CHALLENGE: Collect all lines from the listing that include the string "following".

Dataset records:

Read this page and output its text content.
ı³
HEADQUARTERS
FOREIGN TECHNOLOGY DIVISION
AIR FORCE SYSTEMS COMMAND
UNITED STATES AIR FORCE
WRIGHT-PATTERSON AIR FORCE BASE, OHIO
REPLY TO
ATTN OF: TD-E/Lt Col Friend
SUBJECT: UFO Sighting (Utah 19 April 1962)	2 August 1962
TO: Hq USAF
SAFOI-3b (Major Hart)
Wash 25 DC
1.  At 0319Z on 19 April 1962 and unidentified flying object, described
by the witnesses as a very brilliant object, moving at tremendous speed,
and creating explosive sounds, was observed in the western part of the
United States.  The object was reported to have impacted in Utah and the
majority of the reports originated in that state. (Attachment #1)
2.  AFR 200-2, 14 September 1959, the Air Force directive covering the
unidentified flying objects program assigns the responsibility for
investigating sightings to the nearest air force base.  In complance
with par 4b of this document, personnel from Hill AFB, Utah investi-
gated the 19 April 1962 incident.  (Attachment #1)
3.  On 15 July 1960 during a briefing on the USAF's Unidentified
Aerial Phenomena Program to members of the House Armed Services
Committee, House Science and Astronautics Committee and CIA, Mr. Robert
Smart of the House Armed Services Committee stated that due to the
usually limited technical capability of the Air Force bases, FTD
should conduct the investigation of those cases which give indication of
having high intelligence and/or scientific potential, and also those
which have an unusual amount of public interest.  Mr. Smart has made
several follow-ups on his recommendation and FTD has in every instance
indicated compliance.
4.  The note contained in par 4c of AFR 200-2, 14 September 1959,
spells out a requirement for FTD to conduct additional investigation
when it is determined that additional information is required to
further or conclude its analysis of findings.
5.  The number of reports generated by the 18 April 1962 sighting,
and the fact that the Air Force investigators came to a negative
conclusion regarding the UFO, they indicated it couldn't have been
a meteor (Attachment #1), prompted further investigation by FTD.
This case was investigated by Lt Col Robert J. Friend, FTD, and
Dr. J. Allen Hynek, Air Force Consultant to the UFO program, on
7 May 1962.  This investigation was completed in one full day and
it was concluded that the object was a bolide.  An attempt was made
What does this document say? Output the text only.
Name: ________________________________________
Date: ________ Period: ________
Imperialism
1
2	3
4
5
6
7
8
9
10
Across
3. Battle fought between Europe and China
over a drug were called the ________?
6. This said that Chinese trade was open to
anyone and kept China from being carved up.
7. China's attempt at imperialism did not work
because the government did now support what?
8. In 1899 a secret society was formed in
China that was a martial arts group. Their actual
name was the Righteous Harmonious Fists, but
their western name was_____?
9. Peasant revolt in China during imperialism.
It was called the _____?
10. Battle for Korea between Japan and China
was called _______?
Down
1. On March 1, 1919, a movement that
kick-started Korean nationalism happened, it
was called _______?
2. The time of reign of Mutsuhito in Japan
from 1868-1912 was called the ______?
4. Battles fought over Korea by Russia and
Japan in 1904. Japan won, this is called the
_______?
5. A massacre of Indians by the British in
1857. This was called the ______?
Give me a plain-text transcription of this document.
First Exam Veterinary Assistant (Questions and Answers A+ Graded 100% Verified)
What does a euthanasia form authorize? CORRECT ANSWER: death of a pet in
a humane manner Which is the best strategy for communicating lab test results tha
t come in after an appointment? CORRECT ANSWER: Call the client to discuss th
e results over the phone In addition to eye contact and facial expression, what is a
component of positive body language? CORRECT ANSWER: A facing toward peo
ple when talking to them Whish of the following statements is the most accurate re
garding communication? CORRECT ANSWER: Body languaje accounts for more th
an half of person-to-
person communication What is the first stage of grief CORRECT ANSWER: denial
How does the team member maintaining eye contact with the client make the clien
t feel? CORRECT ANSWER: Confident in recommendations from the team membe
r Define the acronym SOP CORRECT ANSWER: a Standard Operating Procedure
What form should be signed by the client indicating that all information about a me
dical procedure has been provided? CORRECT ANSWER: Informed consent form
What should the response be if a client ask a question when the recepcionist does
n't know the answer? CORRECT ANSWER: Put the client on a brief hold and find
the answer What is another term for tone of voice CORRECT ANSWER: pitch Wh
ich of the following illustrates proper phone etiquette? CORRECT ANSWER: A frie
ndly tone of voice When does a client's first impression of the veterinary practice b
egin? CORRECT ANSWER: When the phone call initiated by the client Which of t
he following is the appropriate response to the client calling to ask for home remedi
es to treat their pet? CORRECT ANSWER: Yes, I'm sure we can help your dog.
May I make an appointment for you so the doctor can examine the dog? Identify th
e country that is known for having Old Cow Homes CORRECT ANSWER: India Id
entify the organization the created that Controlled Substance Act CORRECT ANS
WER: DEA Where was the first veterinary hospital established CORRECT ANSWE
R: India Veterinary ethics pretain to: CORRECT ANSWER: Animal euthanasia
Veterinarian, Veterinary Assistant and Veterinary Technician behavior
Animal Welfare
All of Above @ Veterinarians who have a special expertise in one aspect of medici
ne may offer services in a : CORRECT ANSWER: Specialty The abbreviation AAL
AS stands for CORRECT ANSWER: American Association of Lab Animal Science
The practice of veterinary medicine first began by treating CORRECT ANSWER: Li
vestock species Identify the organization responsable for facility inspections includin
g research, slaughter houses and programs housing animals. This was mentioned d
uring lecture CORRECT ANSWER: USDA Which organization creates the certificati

RIGHT ANSWER:
ple when talking to them Whish of the following statements is the most accurate re
ich of the following illustrates proper phone etiquette? CORRECT ANSWER: A frie
he following is the appropriate response to the client calling to ask for home remedi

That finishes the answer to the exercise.